- **Set exercise**
Give only the count of lines containing "weeppān".

--- START Data for processing ---

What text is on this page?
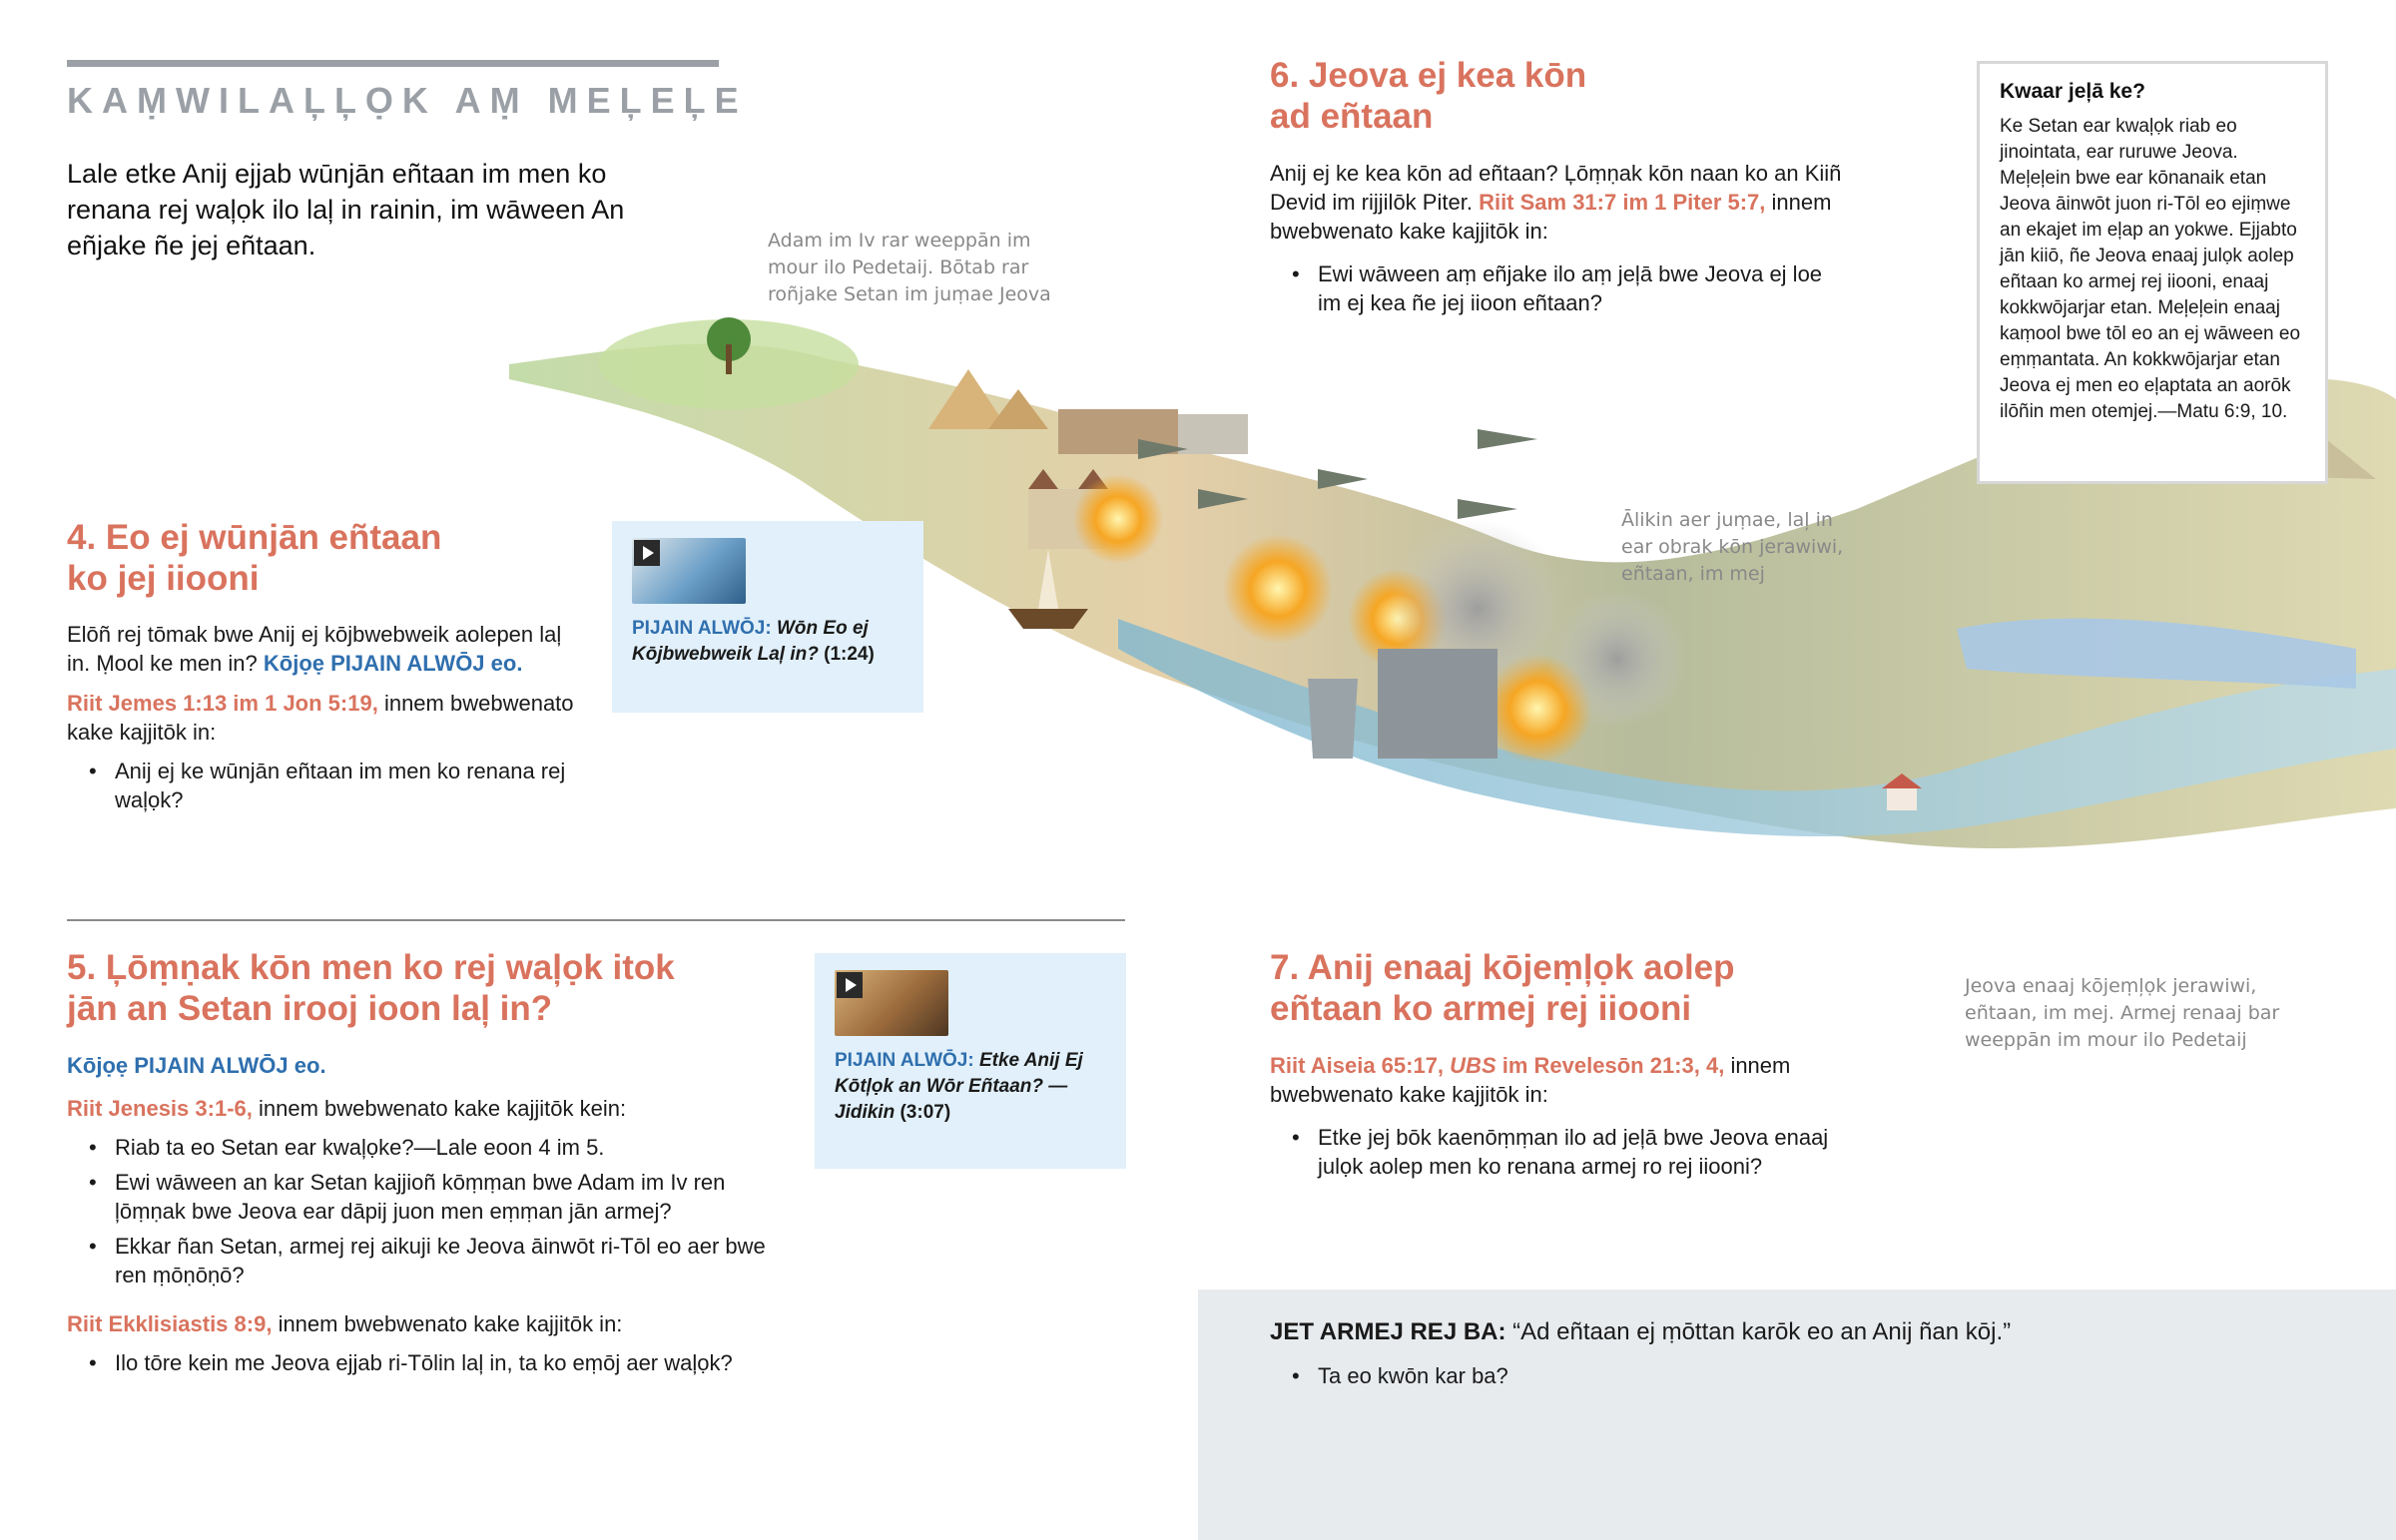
KAṂWILAĻĻỌK AṂ MEĻEĻE
Lale etke Anij ejjab wūnjān eñtaan im men ko renana rej waļọk ilo laļ in rainin, im wāween An eñjake ñe jej eñtaan.	Adam im Iv rar weeppān im mour ilo Pedetaij. Bōtab rar roñjake Setan im juṃae Jeova
Ālikin aer juṃae, laļ in ear obrak kōn jerawiwi, eñtaan, im mej
Jeova enaaj kōjeṃļọk jerawiwi, eñtaan, im mej. Armej renaaj bar weeppān im mour ilo Pedetaij
4. Eo ej wūnjān eñtaan
ko jej iiooni

Elōñ rej tōmak bwe Anij ej kōjbwebweik aolepen laļ in. Ṃool ke men in? Kōjọẹ PIJAIN ALWŌJ eo.

Riit Jemes 1:13 im 1 Jon 5:19, innem bwebwenato kake kajjitōk in:

• Anij ej ke wūnjān eñtaan im men ko renana rej waļọk?
PIJAIN ALWŌJ: Wōn Eo ej Kōjbwebweik Laļ in? (1:24)
5. Ļōṃṇak kōn men ko rej waļọk itok
jān an Setan irooj ioon laļ in?

Kōjọẹ PIJAIN ALWŌJ eo.

Riit Jenesis 3:1-6, innem bwebwenato kake kajjitōk kein:

• Riab ta eo Setan ear kwaļọke?—Lale eoon 4 im 5.
• Ewi wāween an kar Setan kajjioñ kōṃṃan bwe Adam im Iv ren ļōṃṇak bwe Jeova ear dāpij juon men eṃṃan jān armej?
• Ekkar ñan Setan, armej rej aikuji ke Jeova āinwōt ri-Tōl eo aer bwe ren ṃōṇōṇō?

Riit Ekklisiastis 8:9, innem bwebwenato kake kajjitōk in:

• Ilo tōre kein me Jeova ejjab ri-Tōlin laļ in, ta ko eṃōj aer waļọk?
PIJAIN ALWŌJ: Etke Anij Ej Kōtļọk an Wōr Eñtaan? —Jidikin (3:07)
6. Jeova ej kea kōn
ad eñtaan

Anij ej ke kea kōn ad eñtaan? Ļōṃṇak kōn naan ko an Kiiñ Devid im rijjilōk Piter. Riit Sam 31:7 im 1 Piter 5:7, innem bwebwenato kake kajjitōk in:

• Ewi wāween aṃ eñjake ilo aṃ jeļā bwe Jeova ej loe im ej kea ñe jej iioon eñtaan?
Kwaar jeļā ke?

Ke Setan ear kwaļọk riab eo jinointata, ear ruruwe Jeova. Meļeļein bwe ear kōnanaik etan Jeova āinwōt juon ri-Tōl eo ejiṃwe an ekajet im eļap an yokwe. Ejjabto jān kiiō, ñe Jeova enaaj julọk aolep eñtaan ko armej rej iiooni, enaaj kokkwōjarjar etan. Meļeļein enaaj kaṃool bwe tōl eo an ej wāween eo eṃṃantata. An kokkwōjarjar etan Jeova ej men eo eļaptata an aorōk ilōñin men otemjej.—Matu 6:9, 10.

7. Anij enaaj kōjeṃļọk aolep
eñtaan ko armej rej iiooni

Riit Aiseia 65:17, UBS im Revelesōn 21:3, 4, innem bwebwenato kake kajjitōk in:

• Etke jej bōk kaenōṃṃan ilo ad jeļā bwe Jeova enaaj julọk aolep men ko renana armej ro rej iiooni?

JET ARMEJ REJ BA: “Ad eñtaan ej ṃōttan karōk eo an Anij ñan kōj.”

• Ta eo kwōn kar ba?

--- END Data for processing ---

- **Answer to this problem**
2